### THE REQUEST
Could you return each line from the one bearing "Give me a plain-text" through the last line of the entries, exactly as it stands, with no pictures?

### DATA IN THIS EXERCISE

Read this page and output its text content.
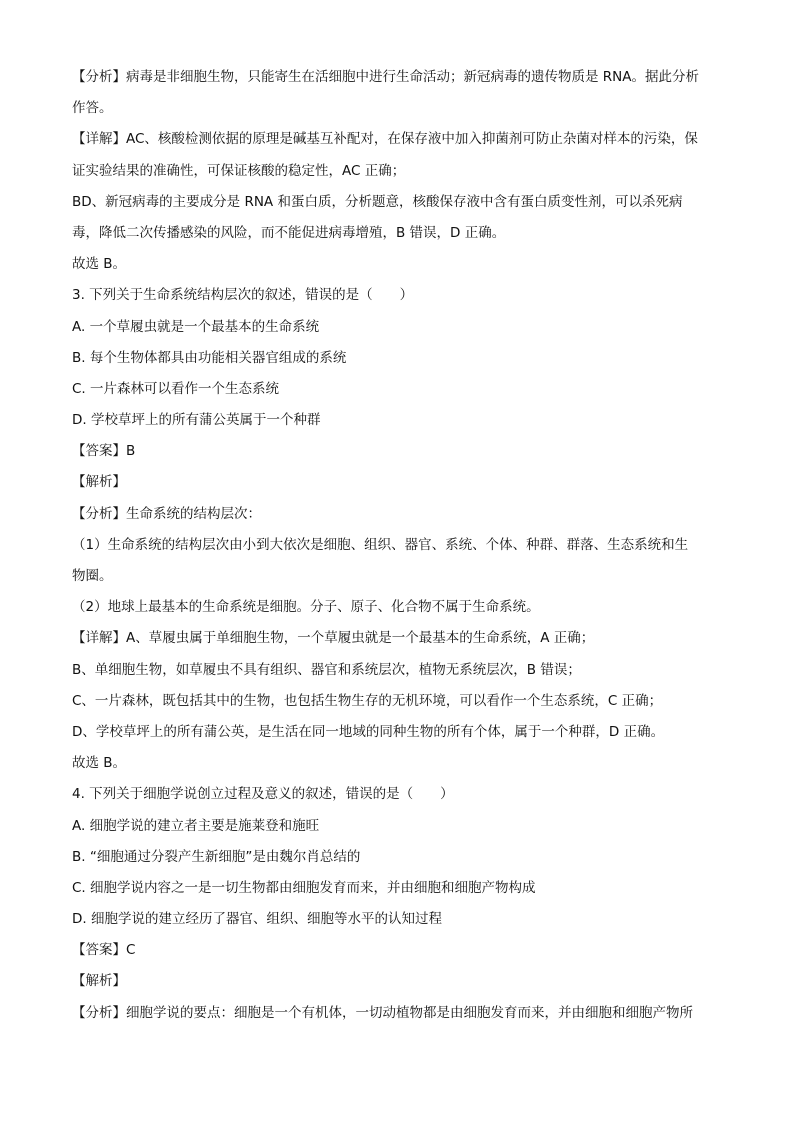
【分析】病毒是非细胞生物，只能寄生在活细胞中进行生命活动；新冠病毒的遗传物质是 RNA。据此分析
作答。
【详解】AC、核酸检测依据的原理是碱基互补配对，在保存液中加入抑菌剂可防止杂菌对样本的污染，保
证实验结果的准确性，可保证核酸的稳定性，AC 正确；
BD、新冠病毒的主要成分是 RNA 和蛋白质，分析题意，核酸保存液中含有蛋白质变性剂，可以杀死病
毒，降低二次传播感染的风险，而不能促进病毒增殖，B 错误，D 正确。
故选 B。
3. 下列关于生命系统结构层次的叙述，错误的是（　　）
A. 一个草履虫就是一个最基本的生命系统
B. 每个生物体都具由功能相关器官组成的系统
C. 一片森林可以看作一个生态系统
D. 学校草坪上的所有蒲公英属于一个种群
【答案】B
【解析】
【分析】生命系统的结构层次：
（1）生命系统的结构层次由小到大依次是细胞、组织、器官、系统、个体、种群、群落、生态系统和生
物圈。
（2）地球上最基本的生命系统是细胞。分子、原子、化合物不属于生命系统。
【详解】A、草履虫属于单细胞生物，一个草履虫就是一个最基本的生命系统，A 正确；
B、单细胞生物，如草履虫不具有组织、器官和系统层次，植物无系统层次，B 错误；
C、一片森林，既包括其中的生物，也包括生物生存的无机环境，可以看作一个生态系统，C 正确；
D、学校草坪上的所有蒲公英，是生活在同一地域的同种生物的所有个体，属于一个种群，D 正确。
故选 B。
4. 下列关于细胞学说创立过程及意义的叙述，错误的是（　　）
A. 细胞学说的建立者主要是施莱登和施旺
B. “细胞通过分裂产生新细胞”是由魏尔肖总结的
C. 细胞学说内容之一是一切生物都由细胞发育而来，并由细胞和细胞产物构成
D. 细胞学说的建立经历了器官、组织、细胞等水平的认知过程
【答案】C
【解析】
【分析】细胞学说的要点：细胞是一个有机体，一切动植物都是由细胞发育而来，并由细胞和细胞产物所
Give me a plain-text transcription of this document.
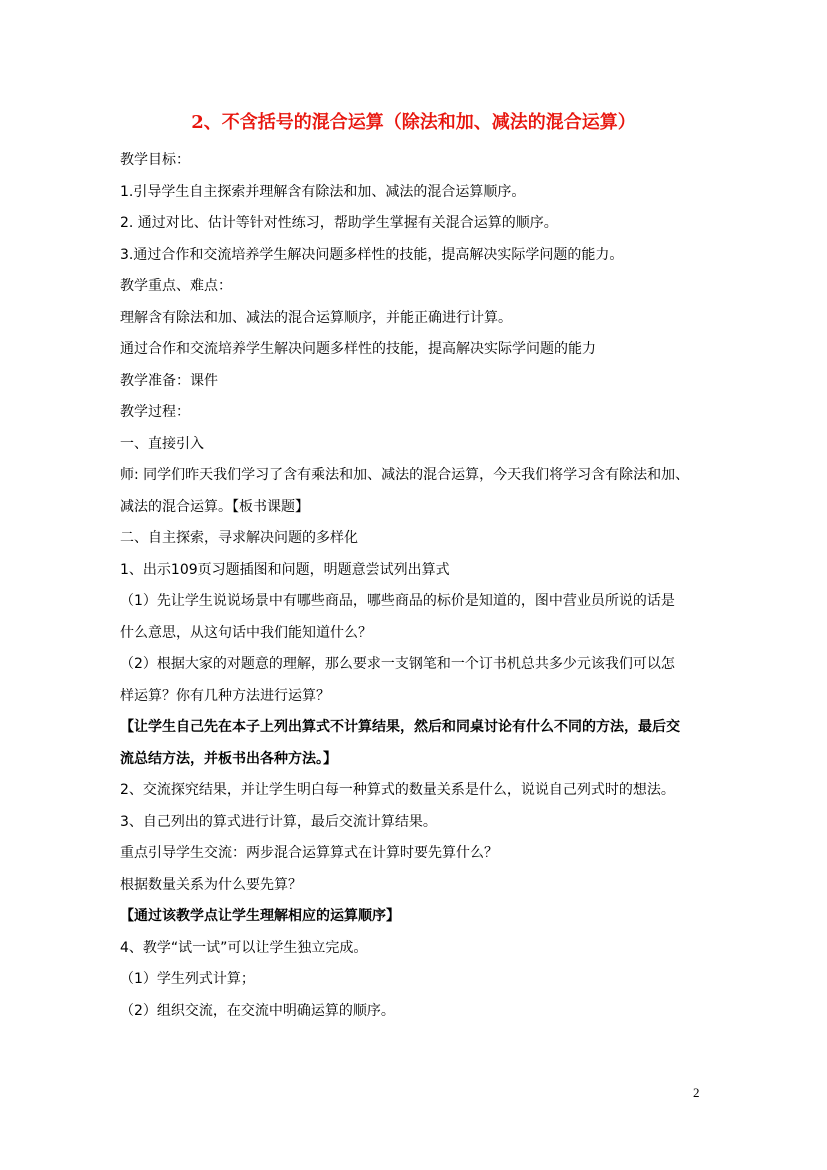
2、不含括号的混合运算（除法和加、减法的混合运算）
教学目标：
1.引导学生自主探索并理解含有除法和加、减法的混合运算顺序。
2. 通过对比、估计等针对性练习，帮助学生掌握有关混合运算的顺序。
3.通过合作和交流培养学生解决问题多样性的技能，提高解决实际学问题的能力。
教学重点、难点：
理解含有除法和加、减法的混合运算顺序，并能正确进行计算。
通过合作和交流培养学生解决问题多样性的技能，提高解决实际学问题的能力
教学准备：课件
教学过程：
一、直接引入
师: 同学们昨天我们学习了含有乘法和加、减法的混合运算，今天我们将学习含有除法和加、
减法的混合运算。【板书课题】
二、自主探索，寻求解决问题的多样化
1、出示109页习题插图和问题，明题意尝试列出算式
（1）先让学生说说场景中有哪些商品，哪些商品的标价是知道的，图中营业员所说的话是
什么意思，从这句话中我们能知道什么？
（2）根据大家的对题意的理解，那么要求一支钢笔和一个订书机总共多少元该我们可以怎
样运算？你有几种方法进行运算？
【让学生自己先在本子上列出算式不计算结果，然后和同桌讨论有什么不同的方法，最后交
流总结方法，并板书出各种方法。】
2、交流探究结果，并让学生明白每一种算式的数量关系是什么，说说自己列式时的想法。
3、自己列出的算式进行计算，最后交流计算结果。
重点引导学生交流：两步混合运算算式在计算时要先算什么？
根据数量关系为什么要先算？
【通过该教学点让学生理解相应的运算顺序】
4、教学“试一试”可以让学生独立完成。
（1）学生列式计算；
（2）组织交流，在交流中明确运算的顺序。
2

### SOLUTION FOR THIS PROBLEM
Give me a plain-text transcription of this document.
2、不含括号的混合运算（除法和加、减法的混合运算）
教学目标：
1.引导学生自主探索并理解含有除法和加、减法的混合运算顺序。
2. 通过对比、估计等针对性练习，帮助学生掌握有关混合运算的顺序。
3.通过合作和交流培养学生解决问题多样性的技能，提高解决实际学问题的能力。
教学重点、难点：
理解含有除法和加、减法的混合运算顺序，并能正确进行计算。
通过合作和交流培养学生解决问题多样性的技能，提高解决实际学问题的能力
教学准备：课件
教学过程：
一、直接引入
师: 同学们昨天我们学习了含有乘法和加、减法的混合运算，今天我们将学习含有除法和加、
减法的混合运算。【板书课题】
二、自主探索，寻求解决问题的多样化
1、出示109页习题插图和问题，明题意尝试列出算式
（1）先让学生说说场景中有哪些商品，哪些商品的标价是知道的，图中营业员所说的话是
什么意思，从这句话中我们能知道什么？
（2）根据大家的对题意的理解，那么要求一支钢笔和一个订书机总共多少元该我们可以怎
样运算？你有几种方法进行运算？
【让学生自己先在本子上列出算式不计算结果，然后和同桌讨论有什么不同的方法，最后交
流总结方法，并板书出各种方法。】
2、交流探究结果，并让学生明白每一种算式的数量关系是什么，说说自己列式时的想法。
3、自己列出的算式进行计算，最后交流计算结果。
重点引导学生交流：两步混合运算算式在计算时要先算什么？
根据数量关系为什么要先算？
【通过该教学点让学生理解相应的运算顺序】
4、教学“试一试”可以让学生独立完成。
（1）学生列式计算；
（2）组织交流，在交流中明确运算的顺序。
2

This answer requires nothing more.